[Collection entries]
------------------------------------------------
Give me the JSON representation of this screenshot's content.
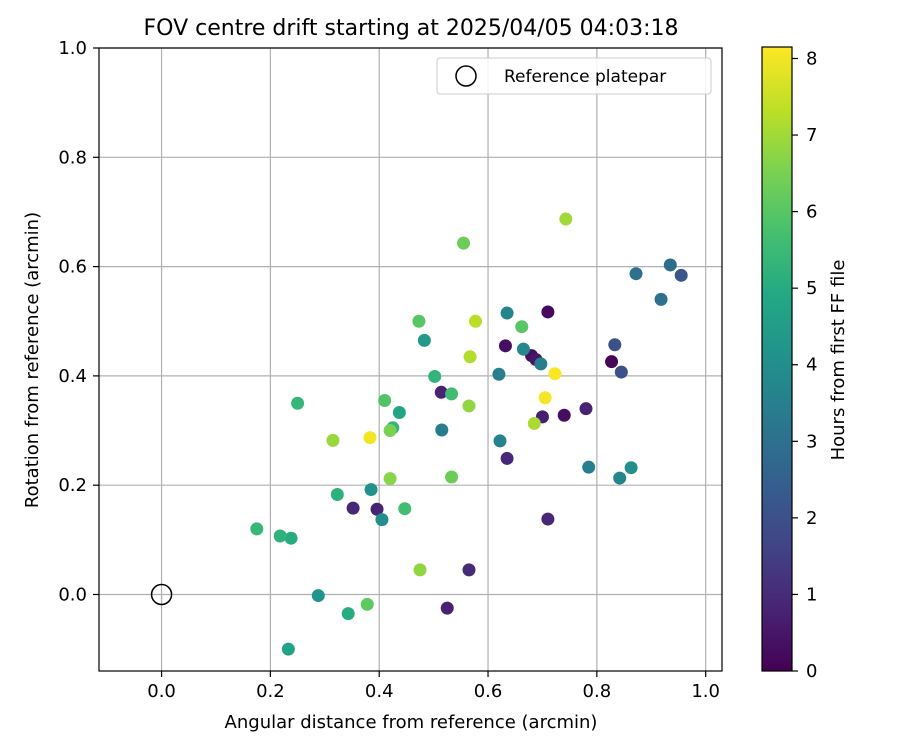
{
  "chart_data": {
    "type": "scatter",
    "title": "FOV centre drift starting at 2025/04/05 04:03:18",
    "xlabel": "Angular distance from reference (arcmin)",
    "ylabel": "Rotation from reference (arcmin)",
    "xlim": [
      -0.115,
      1.03
    ],
    "ylim": [
      -0.14,
      1.0
    ],
    "x_ticks": [
      0.0,
      0.2,
      0.4,
      0.6,
      0.8,
      1.0
    ],
    "x_tick_labels": [
      "0.0",
      "0.2",
      "0.4",
      "0.6",
      "0.8",
      "1.0"
    ],
    "y_ticks": [
      0.0,
      0.2,
      0.4,
      0.6,
      0.8,
      1.0
    ],
    "y_tick_labels": [
      "0.0",
      "0.2",
      "0.4",
      "0.6",
      "0.8",
      "1.0"
    ],
    "grid": true,
    "legend": {
      "placement": "top-right",
      "entries": [
        {
          "label": "Reference platepar",
          "marker": "open-circle"
        }
      ]
    },
    "reference_point": {
      "x": 0.0,
      "y": 0.0
    },
    "colorbar": {
      "label": "Hours from first FF file",
      "colormap": "viridis",
      "range": [
        0,
        8.15
      ],
      "ticks": [
        0,
        1,
        2,
        3,
        4,
        5,
        6,
        7,
        8
      ],
      "tick_labels": [
        "0",
        "1",
        "2",
        "3",
        "4",
        "5",
        "6",
        "7",
        "8"
      ]
    },
    "points": [
      {
        "x": 0.71,
        "y": 0.517,
        "c": 0.2
      },
      {
        "x": 0.632,
        "y": 0.455,
        "c": 0.3
      },
      {
        "x": 0.68,
        "y": 0.437,
        "c": 0.3
      },
      {
        "x": 0.688,
        "y": 0.43,
        "c": 0.5
      },
      {
        "x": 0.827,
        "y": 0.426,
        "c": 0.15
      },
      {
        "x": 0.74,
        "y": 0.328,
        "c": 0.3
      },
      {
        "x": 0.7,
        "y": 0.325,
        "c": 0.7
      },
      {
        "x": 0.78,
        "y": 0.34,
        "c": 0.8
      },
      {
        "x": 0.514,
        "y": 0.37,
        "c": 0.8
      },
      {
        "x": 0.635,
        "y": 0.249,
        "c": 0.9
      },
      {
        "x": 0.71,
        "y": 0.138,
        "c": 0.9
      },
      {
        "x": 0.352,
        "y": 0.158,
        "c": 0.9
      },
      {
        "x": 0.396,
        "y": 0.156,
        "c": 0.8
      },
      {
        "x": 0.565,
        "y": 0.045,
        "c": 1.0
      },
      {
        "x": 0.525,
        "y": -0.025,
        "c": 0.8
      },
      {
        "x": 0.833,
        "y": 0.457,
        "c": 2.0
      },
      {
        "x": 0.845,
        "y": 0.407,
        "c": 2.0
      },
      {
        "x": 0.955,
        "y": 0.584,
        "c": 2.2
      },
      {
        "x": 0.935,
        "y": 0.603,
        "c": 2.9
      },
      {
        "x": 0.872,
        "y": 0.587,
        "c": 3.0
      },
      {
        "x": 0.918,
        "y": 0.54,
        "c": 3.0
      },
      {
        "x": 0.635,
        "y": 0.515,
        "c": 3.7
      },
      {
        "x": 0.665,
        "y": 0.449,
        "c": 3.8
      },
      {
        "x": 0.697,
        "y": 0.422,
        "c": 3.5
      },
      {
        "x": 0.62,
        "y": 0.403,
        "c": 3.5
      },
      {
        "x": 0.515,
        "y": 0.301,
        "c": 3.4
      },
      {
        "x": 0.622,
        "y": 0.281,
        "c": 3.6
      },
      {
        "x": 0.785,
        "y": 0.233,
        "c": 3.5
      },
      {
        "x": 0.842,
        "y": 0.213,
        "c": 3.7
      },
      {
        "x": 0.863,
        "y": 0.232,
        "c": 4.0
      },
      {
        "x": 0.405,
        "y": 0.137,
        "c": 3.9
      },
      {
        "x": 0.385,
        "y": 0.192,
        "c": 4.1
      },
      {
        "x": 0.483,
        "y": 0.465,
        "c": 4.4
      },
      {
        "x": 0.437,
        "y": 0.333,
        "c": 4.8
      },
      {
        "x": 0.288,
        "y": -0.002,
        "c": 4.2
      },
      {
        "x": 0.233,
        "y": -0.1,
        "c": 4.7
      },
      {
        "x": 0.238,
        "y": 0.103,
        "c": 5.0
      },
      {
        "x": 0.218,
        "y": 0.107,
        "c": 5.2
      },
      {
        "x": 0.343,
        "y": -0.035,
        "c": 5.0
      },
      {
        "x": 0.323,
        "y": 0.183,
        "c": 5.2
      },
      {
        "x": 0.502,
        "y": 0.399,
        "c": 5.3
      },
      {
        "x": 0.425,
        "y": 0.305,
        "c": 5.3
      },
      {
        "x": 0.175,
        "y": 0.12,
        "c": 5.4
      },
      {
        "x": 0.25,
        "y": 0.35,
        "c": 5.4
      },
      {
        "x": 0.533,
        "y": 0.367,
        "c": 5.6
      },
      {
        "x": 0.447,
        "y": 0.157,
        "c": 5.6
      },
      {
        "x": 0.41,
        "y": 0.355,
        "c": 5.9
      },
      {
        "x": 0.473,
        "y": 0.5,
        "c": 6.0
      },
      {
        "x": 0.662,
        "y": 0.49,
        "c": 6.0
      },
      {
        "x": 0.378,
        "y": -0.018,
        "c": 6.1
      },
      {
        "x": 0.533,
        "y": 0.215,
        "c": 6.3
      },
      {
        "x": 0.555,
        "y": 0.643,
        "c": 6.3
      },
      {
        "x": 0.42,
        "y": 0.3,
        "c": 6.5
      },
      {
        "x": 0.42,
        "y": 0.212,
        "c": 6.7
      },
      {
        "x": 0.475,
        "y": 0.045,
        "c": 6.8
      },
      {
        "x": 0.565,
        "y": 0.345,
        "c": 6.8
      },
      {
        "x": 0.315,
        "y": 0.282,
        "c": 6.9
      },
      {
        "x": 0.743,
        "y": 0.687,
        "c": 7.0
      },
      {
        "x": 0.567,
        "y": 0.435,
        "c": 7.2
      },
      {
        "x": 0.577,
        "y": 0.5,
        "c": 7.3
      },
      {
        "x": 0.685,
        "y": 0.313,
        "c": 7.1
      },
      {
        "x": 0.383,
        "y": 0.287,
        "c": 8.0
      },
      {
        "x": 0.705,
        "y": 0.36,
        "c": 8.05
      },
      {
        "x": 0.723,
        "y": 0.404,
        "c": 8.1
      }
    ]
  }
}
------------------------------------------------
Write out every line of the data that holds the word "from".

    "xlabel": "Angular distance from reference (arcmin)",
    "ylabel": "Rotation from reference (arcmin)",
      "label": "Hours from first FF file",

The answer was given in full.